◆ **Work to be completed**
List each line of the data that holds the string "text".

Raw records
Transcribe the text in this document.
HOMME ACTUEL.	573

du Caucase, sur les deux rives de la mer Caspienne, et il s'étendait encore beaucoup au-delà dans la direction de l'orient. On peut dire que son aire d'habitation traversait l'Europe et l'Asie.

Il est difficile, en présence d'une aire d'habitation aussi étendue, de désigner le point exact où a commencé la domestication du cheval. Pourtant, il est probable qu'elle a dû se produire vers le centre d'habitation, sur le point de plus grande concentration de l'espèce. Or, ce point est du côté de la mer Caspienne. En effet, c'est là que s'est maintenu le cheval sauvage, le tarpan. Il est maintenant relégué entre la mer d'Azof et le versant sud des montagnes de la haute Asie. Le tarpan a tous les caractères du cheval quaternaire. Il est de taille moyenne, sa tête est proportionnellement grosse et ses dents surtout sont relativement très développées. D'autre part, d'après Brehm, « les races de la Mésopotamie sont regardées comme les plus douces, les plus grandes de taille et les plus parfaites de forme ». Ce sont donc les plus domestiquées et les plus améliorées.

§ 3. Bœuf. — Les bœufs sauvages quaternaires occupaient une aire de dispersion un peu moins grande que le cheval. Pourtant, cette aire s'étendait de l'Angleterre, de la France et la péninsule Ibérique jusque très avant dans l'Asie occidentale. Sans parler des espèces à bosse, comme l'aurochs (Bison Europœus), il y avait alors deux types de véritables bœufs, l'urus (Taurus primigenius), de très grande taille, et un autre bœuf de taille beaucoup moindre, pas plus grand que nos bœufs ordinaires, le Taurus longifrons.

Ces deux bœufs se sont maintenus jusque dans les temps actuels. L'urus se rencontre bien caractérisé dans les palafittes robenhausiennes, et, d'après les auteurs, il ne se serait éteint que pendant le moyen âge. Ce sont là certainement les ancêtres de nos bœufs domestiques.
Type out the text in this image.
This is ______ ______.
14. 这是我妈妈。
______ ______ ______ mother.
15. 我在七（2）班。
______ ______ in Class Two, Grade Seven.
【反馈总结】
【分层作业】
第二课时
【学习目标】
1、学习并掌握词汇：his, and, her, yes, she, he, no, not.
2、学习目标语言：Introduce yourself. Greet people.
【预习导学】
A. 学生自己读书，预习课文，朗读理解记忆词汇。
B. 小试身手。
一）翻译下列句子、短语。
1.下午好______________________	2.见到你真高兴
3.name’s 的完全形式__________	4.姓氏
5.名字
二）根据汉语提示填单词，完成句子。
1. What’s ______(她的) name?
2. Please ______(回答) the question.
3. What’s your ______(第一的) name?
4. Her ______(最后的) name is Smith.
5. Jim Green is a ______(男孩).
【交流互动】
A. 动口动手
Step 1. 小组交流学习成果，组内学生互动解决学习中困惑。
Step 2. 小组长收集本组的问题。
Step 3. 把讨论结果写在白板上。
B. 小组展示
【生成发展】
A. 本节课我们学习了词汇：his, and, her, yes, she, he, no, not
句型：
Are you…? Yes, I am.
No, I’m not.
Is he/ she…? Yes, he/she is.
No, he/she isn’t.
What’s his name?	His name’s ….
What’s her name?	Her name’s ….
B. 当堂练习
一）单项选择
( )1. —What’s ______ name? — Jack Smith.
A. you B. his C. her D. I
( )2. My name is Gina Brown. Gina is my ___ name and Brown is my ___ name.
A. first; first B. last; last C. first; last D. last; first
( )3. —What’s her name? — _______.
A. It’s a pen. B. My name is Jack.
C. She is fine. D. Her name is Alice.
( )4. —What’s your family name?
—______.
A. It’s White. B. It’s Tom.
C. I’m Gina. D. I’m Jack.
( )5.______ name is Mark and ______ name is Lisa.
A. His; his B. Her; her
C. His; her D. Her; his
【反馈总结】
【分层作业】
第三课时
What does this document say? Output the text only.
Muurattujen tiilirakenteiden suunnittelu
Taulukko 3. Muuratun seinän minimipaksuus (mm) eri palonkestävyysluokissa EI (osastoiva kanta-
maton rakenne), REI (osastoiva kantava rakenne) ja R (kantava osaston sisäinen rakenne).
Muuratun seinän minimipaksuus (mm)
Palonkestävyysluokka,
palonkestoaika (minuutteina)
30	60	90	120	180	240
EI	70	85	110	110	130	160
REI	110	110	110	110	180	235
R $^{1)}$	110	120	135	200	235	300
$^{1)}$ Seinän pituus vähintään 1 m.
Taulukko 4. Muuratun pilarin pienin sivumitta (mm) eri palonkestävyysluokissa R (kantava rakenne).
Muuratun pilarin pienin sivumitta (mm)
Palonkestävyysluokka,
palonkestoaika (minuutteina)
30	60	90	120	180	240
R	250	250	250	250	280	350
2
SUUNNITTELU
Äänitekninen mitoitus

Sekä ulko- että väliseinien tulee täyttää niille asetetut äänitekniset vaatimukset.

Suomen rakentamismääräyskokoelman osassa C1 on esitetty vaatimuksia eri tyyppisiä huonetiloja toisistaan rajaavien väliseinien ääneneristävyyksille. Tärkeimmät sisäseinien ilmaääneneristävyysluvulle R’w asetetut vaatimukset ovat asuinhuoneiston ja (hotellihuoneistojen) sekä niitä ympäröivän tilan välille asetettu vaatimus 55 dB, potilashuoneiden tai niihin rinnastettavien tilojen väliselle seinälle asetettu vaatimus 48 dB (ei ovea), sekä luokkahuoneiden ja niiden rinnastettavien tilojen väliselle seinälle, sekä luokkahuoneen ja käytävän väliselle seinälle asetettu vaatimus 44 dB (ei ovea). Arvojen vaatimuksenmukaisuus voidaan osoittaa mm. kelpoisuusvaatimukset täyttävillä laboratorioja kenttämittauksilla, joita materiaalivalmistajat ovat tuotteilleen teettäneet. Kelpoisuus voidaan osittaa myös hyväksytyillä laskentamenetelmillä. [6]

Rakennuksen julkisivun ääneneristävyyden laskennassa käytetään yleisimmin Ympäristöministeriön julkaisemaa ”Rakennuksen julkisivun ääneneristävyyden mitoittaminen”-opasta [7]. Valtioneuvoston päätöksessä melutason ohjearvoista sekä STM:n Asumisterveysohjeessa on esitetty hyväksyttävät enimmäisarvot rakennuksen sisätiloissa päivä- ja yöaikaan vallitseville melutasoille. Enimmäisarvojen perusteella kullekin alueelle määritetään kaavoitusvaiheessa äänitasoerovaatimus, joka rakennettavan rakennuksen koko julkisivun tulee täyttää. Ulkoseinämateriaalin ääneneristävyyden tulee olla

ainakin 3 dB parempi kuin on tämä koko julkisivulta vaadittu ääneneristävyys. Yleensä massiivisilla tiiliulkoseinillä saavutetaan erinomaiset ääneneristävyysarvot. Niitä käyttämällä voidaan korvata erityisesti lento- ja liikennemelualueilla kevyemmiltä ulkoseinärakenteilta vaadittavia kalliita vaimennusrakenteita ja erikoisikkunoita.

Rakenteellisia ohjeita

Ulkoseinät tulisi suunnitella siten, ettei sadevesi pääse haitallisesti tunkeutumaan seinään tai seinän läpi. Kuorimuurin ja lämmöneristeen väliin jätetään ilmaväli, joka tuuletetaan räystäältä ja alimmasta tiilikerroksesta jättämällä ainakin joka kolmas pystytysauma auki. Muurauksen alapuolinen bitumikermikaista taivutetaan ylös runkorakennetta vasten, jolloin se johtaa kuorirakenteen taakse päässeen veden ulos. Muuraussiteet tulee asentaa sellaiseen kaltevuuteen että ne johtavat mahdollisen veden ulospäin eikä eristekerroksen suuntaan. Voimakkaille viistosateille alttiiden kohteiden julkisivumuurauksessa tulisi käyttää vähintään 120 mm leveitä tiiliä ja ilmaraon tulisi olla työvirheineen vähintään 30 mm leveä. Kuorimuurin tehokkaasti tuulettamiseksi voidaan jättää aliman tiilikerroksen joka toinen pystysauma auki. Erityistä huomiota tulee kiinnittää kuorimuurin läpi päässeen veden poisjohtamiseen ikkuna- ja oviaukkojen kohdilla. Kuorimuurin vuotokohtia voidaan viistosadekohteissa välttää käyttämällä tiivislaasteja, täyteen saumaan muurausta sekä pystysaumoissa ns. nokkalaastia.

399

◆ **Full solution**
Transcribe the text in this document.
Type out the text in this image.
What does this document say? Output the text only.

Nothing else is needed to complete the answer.